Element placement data

start

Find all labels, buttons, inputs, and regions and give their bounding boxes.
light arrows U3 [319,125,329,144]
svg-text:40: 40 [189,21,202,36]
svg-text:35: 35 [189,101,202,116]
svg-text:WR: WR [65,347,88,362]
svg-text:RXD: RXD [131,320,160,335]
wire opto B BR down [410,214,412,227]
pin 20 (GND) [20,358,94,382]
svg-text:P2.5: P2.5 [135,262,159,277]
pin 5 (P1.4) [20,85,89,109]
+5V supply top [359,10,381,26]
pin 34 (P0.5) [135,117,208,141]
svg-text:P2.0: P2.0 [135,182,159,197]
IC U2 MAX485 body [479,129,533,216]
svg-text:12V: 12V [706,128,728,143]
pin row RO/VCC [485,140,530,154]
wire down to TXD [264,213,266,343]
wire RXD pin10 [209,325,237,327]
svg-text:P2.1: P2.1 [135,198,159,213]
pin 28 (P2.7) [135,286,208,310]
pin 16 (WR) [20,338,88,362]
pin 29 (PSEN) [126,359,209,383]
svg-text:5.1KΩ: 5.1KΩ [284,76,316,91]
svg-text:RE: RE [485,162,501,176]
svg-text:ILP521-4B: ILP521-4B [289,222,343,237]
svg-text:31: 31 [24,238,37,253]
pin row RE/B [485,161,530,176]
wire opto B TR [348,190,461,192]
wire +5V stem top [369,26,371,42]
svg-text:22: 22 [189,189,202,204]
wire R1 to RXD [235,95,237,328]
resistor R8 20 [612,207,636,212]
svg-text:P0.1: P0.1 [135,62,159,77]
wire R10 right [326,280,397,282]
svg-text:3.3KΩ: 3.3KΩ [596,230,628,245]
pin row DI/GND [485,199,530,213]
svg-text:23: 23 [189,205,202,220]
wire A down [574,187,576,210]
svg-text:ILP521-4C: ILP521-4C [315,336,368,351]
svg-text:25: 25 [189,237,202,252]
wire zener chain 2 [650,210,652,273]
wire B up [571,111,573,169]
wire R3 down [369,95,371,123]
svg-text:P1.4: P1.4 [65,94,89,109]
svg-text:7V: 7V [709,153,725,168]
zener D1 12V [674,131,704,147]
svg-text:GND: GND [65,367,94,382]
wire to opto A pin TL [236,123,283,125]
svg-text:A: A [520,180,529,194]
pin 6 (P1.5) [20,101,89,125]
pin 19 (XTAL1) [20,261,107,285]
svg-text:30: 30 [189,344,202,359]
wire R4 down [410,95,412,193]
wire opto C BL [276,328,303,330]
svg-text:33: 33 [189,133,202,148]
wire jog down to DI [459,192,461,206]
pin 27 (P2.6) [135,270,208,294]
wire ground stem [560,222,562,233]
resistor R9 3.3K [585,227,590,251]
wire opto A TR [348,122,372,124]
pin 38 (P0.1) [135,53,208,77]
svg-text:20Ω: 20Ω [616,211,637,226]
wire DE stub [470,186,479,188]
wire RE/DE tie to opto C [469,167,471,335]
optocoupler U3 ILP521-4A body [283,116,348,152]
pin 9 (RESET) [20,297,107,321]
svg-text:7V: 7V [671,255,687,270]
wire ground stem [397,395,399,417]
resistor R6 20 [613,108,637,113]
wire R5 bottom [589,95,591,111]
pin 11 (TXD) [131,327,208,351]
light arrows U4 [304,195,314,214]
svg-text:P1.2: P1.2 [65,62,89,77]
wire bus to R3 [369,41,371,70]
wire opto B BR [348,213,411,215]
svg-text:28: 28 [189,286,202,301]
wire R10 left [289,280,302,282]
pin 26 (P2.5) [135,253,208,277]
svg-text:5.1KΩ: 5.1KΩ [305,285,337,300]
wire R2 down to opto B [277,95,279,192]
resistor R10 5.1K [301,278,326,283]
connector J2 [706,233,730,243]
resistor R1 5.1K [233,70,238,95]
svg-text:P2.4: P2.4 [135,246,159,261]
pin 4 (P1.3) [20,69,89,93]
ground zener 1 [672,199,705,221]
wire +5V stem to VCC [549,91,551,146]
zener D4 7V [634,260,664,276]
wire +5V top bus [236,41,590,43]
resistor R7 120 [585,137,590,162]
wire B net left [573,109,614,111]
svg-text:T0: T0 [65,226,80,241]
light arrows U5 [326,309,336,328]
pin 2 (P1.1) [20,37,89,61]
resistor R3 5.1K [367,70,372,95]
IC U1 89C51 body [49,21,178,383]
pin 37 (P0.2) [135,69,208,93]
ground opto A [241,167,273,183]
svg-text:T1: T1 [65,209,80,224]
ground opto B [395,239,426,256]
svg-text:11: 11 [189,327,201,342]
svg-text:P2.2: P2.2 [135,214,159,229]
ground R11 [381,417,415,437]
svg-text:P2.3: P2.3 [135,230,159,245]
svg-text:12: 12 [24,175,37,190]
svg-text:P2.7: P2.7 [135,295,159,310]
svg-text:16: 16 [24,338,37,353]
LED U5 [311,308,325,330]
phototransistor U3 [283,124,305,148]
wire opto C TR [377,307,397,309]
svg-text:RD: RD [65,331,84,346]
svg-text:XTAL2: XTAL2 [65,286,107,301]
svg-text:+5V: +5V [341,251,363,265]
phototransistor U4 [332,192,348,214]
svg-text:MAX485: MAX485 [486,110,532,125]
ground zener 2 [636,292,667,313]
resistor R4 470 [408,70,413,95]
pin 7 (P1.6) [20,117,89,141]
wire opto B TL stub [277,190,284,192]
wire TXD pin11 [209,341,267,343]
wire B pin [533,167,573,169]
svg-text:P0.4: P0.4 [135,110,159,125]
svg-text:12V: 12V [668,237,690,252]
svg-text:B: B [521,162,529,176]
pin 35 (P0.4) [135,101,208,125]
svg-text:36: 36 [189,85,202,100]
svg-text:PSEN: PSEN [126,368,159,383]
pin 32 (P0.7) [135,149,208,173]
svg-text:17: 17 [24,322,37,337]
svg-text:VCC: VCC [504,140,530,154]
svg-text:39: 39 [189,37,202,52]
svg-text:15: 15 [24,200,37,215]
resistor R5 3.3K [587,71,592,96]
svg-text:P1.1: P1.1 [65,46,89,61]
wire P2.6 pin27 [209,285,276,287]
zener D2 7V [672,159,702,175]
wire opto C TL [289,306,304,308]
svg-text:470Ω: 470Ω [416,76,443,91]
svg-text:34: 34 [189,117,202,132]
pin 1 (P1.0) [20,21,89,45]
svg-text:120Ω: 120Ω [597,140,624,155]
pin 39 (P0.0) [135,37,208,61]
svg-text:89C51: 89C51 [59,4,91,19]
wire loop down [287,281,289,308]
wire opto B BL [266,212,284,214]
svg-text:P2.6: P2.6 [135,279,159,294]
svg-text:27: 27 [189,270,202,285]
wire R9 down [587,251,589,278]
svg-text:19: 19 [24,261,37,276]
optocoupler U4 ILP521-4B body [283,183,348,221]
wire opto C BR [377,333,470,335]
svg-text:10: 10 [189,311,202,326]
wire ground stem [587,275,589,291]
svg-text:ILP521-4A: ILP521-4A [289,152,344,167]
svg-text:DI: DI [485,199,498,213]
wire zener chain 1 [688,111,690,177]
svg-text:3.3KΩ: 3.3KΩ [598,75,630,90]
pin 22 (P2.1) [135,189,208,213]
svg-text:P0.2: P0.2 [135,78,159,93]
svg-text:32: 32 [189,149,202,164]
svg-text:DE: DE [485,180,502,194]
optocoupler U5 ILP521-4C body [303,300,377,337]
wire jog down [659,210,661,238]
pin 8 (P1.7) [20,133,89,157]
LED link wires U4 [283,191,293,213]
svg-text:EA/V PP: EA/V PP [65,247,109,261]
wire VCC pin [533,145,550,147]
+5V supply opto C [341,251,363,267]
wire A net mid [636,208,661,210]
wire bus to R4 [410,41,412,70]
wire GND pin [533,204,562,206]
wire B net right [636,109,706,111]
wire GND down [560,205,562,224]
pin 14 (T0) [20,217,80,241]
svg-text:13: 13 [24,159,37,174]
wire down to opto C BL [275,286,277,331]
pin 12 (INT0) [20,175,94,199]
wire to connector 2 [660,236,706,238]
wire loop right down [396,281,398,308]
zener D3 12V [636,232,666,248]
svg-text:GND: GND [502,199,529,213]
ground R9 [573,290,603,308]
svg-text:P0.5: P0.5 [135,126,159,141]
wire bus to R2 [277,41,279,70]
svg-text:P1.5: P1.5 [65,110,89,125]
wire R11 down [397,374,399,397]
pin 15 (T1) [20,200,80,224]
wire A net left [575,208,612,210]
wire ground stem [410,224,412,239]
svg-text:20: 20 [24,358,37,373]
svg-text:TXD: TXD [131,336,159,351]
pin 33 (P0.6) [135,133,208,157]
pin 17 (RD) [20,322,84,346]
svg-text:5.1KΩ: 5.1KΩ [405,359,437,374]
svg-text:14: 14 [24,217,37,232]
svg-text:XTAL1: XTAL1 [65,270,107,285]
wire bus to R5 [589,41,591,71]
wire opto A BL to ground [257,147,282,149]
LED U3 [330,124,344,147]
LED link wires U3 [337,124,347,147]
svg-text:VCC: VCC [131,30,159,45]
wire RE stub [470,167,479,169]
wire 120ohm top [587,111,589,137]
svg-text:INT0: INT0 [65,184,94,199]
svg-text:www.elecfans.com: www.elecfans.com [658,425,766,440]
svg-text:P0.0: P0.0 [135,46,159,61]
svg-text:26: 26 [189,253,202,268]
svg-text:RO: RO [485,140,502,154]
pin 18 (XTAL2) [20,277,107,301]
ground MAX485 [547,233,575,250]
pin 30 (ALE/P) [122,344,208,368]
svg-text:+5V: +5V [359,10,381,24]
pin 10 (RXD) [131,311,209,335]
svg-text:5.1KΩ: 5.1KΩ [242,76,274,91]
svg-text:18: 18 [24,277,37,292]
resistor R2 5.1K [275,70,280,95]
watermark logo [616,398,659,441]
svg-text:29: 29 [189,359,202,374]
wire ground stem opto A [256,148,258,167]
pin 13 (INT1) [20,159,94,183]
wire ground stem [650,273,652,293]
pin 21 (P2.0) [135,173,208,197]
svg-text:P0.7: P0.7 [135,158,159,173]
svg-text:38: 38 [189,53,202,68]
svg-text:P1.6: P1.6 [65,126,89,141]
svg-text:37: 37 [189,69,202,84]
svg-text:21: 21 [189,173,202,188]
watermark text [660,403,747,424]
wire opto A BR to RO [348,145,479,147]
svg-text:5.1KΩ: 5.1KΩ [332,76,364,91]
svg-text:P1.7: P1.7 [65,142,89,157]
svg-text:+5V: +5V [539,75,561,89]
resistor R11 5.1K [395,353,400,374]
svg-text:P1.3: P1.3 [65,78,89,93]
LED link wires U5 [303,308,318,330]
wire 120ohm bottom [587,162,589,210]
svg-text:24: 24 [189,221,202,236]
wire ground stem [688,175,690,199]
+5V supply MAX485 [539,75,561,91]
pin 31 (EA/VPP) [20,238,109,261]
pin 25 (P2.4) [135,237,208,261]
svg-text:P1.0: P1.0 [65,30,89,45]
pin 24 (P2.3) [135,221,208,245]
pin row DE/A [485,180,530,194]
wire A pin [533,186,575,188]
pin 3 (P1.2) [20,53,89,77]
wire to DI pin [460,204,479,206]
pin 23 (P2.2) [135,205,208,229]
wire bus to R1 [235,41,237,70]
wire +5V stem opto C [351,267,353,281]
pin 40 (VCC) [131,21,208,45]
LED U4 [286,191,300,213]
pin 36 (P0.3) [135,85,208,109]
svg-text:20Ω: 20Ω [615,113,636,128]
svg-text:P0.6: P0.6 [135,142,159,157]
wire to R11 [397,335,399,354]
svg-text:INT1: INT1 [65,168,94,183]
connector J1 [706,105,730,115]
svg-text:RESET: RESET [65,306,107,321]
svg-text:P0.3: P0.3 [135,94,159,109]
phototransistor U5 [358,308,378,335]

end

→ What the exercise asks
Take the entries from the first line through the line with "pin row RO/VCC [485,140,530,154]", change "body" to "package", and write those lines out again with nothing else altered.

→ Response
Find all labels, buttons, inputs, and regions and give their bounding boxes.
light arrows U3 [319,125,329,144]
svg-text:40: 40 [189,21,202,36]
svg-text:35: 35 [189,101,202,116]
svg-text:WR: WR [65,347,88,362]
svg-text:RXD: RXD [131,320,160,335]
wire opto B BR down [410,214,412,227]
pin 20 (GND) [20,358,94,382]
svg-text:P2.5: P2.5 [135,262,159,277]
pin 5 (P1.4) [20,85,89,109]
+5V supply top [359,10,381,26]
pin 34 (P0.5) [135,117,208,141]
svg-text:P2.0: P2.0 [135,182,159,197]
IC U2 MAX485 package [479,129,533,216]
svg-text:12V: 12V [706,128,728,143]
pin row RO/VCC [485,140,530,154]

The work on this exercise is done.